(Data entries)
· · · · · · ·
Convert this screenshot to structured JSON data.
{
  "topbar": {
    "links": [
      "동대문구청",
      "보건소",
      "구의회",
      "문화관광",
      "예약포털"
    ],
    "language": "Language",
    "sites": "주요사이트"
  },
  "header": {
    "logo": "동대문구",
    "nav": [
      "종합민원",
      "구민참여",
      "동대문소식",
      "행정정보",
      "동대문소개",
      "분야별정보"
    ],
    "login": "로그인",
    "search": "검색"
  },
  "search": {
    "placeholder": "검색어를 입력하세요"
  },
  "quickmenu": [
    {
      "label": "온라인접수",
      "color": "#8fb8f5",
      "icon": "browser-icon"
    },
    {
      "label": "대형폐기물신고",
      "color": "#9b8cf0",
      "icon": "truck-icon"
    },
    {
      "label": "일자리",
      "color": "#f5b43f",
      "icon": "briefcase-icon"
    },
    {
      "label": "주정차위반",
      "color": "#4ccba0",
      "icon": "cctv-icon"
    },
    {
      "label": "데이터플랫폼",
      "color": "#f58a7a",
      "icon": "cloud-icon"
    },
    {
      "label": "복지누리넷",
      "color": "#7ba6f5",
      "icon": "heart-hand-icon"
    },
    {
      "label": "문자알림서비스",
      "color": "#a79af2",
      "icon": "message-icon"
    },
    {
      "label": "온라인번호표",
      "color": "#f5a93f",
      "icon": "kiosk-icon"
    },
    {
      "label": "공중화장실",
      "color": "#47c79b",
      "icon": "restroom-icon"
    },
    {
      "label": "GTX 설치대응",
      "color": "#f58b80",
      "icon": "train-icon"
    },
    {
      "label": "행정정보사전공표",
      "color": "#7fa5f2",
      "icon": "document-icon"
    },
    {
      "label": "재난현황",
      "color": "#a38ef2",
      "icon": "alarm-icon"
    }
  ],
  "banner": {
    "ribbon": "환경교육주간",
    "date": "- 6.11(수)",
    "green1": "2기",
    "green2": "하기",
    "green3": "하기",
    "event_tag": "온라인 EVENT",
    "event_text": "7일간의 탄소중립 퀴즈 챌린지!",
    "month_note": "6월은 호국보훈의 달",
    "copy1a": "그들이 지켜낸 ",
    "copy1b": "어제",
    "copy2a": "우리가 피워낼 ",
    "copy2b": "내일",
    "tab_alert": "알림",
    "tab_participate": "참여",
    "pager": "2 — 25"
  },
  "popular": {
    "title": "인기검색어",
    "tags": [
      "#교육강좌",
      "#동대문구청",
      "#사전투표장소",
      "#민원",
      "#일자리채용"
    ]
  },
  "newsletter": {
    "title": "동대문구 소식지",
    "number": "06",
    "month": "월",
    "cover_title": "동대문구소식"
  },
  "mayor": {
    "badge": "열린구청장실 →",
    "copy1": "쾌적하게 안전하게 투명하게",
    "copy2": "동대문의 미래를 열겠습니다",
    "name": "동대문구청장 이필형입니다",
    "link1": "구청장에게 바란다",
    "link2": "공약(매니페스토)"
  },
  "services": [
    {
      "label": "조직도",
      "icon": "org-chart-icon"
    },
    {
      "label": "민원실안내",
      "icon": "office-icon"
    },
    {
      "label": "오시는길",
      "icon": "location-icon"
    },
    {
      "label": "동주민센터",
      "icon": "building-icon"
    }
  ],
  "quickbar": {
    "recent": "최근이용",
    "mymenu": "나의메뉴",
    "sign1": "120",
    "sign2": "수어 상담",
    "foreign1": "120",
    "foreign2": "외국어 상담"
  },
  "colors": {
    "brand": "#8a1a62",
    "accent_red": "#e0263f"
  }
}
· · · · · · ·
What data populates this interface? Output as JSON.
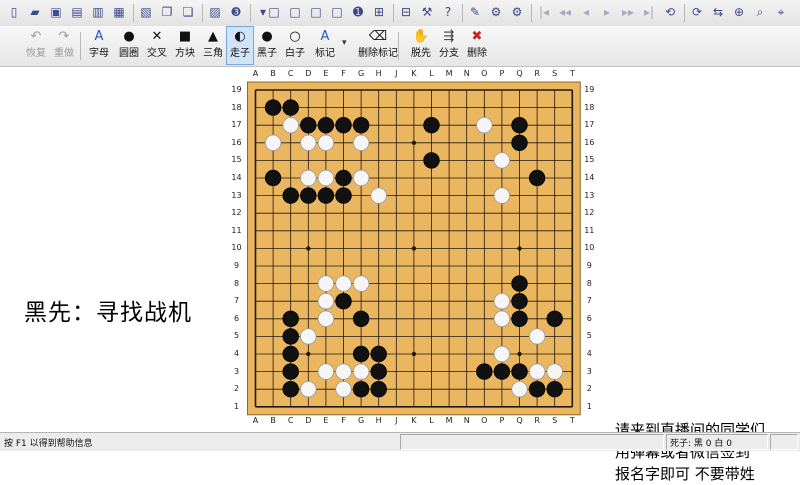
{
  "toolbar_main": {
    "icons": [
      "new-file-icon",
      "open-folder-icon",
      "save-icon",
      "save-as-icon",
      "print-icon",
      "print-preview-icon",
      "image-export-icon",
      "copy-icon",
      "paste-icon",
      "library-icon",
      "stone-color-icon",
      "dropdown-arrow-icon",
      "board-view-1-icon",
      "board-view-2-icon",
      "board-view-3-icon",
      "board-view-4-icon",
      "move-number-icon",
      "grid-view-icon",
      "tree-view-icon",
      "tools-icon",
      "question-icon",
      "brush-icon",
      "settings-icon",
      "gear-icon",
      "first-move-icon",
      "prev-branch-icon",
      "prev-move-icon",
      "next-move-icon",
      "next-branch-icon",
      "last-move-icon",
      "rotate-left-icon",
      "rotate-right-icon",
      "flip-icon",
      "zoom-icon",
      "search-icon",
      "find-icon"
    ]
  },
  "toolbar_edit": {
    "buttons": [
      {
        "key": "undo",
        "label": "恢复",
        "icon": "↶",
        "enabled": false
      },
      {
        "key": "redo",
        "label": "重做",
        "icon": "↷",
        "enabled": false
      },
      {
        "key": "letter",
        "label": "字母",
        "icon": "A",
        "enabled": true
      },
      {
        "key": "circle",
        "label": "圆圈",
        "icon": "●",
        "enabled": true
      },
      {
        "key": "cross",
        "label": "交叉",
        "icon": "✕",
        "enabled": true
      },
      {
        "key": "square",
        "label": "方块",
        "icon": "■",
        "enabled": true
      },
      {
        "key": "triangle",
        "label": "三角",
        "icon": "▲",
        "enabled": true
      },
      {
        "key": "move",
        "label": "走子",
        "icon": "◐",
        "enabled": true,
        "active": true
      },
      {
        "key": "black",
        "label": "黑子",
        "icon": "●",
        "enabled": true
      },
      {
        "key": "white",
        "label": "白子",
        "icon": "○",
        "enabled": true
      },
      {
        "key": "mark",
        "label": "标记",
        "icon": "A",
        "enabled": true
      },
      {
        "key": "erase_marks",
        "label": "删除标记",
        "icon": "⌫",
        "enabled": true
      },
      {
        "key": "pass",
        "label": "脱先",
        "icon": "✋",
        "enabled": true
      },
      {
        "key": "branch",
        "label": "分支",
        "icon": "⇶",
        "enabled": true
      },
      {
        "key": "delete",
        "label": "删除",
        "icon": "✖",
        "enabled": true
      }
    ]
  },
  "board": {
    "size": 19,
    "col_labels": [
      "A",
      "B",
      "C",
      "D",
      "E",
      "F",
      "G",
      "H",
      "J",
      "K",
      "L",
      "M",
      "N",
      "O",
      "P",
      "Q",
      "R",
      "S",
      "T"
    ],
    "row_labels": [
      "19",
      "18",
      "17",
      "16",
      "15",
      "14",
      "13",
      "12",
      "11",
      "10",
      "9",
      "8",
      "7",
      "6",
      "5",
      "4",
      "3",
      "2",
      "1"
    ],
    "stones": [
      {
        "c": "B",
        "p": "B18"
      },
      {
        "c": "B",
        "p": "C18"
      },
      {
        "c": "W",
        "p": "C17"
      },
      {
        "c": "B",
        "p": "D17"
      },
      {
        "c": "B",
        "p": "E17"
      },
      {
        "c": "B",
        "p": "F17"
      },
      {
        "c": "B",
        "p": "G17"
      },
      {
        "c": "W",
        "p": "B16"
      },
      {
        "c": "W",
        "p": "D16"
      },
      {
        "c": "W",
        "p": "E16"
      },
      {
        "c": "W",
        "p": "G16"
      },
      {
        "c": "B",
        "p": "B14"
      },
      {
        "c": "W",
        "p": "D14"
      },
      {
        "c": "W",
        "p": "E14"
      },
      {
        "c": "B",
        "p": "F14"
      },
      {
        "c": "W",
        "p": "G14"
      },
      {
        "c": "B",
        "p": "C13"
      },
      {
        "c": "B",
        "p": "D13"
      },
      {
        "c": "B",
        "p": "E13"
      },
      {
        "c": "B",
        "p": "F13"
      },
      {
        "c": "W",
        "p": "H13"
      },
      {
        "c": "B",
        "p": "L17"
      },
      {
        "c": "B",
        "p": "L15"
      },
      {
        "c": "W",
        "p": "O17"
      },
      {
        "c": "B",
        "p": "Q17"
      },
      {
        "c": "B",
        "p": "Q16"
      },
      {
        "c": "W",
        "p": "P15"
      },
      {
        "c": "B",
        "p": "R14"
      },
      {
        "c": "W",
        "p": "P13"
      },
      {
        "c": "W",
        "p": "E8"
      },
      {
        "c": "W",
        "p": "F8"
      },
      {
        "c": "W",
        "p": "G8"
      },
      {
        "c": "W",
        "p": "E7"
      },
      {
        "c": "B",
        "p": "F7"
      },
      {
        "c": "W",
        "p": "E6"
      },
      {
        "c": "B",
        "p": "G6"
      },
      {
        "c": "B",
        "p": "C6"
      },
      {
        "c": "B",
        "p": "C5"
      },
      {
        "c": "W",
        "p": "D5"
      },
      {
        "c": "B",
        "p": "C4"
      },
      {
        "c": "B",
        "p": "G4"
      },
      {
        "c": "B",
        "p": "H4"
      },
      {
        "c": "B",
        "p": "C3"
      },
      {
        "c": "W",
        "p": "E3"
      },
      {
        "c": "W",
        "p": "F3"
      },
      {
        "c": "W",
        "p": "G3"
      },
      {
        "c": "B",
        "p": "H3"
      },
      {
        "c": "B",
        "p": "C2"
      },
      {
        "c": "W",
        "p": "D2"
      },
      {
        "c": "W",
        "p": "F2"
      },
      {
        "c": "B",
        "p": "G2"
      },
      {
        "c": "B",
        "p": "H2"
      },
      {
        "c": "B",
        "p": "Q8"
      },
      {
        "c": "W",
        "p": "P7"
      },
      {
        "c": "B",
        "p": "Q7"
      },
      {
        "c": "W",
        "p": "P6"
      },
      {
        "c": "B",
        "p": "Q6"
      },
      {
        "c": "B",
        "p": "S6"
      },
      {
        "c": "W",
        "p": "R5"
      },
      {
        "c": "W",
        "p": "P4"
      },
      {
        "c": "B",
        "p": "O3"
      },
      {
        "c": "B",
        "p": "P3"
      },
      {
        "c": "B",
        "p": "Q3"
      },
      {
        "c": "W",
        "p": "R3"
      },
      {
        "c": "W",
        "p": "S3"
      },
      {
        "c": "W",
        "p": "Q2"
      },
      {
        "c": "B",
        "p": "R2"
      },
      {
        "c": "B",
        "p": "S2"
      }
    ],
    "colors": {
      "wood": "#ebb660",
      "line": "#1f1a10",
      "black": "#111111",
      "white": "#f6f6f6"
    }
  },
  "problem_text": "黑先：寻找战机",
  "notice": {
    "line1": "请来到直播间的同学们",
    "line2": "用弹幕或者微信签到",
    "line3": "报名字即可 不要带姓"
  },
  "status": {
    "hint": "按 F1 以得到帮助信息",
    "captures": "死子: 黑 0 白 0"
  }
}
· · · · · · ·
§ EXERCISE DETAILS
Determine how many of the lines above hold the word "JSON", and output that number by itself.

§ SOLUTION TO THE EXERCISE
2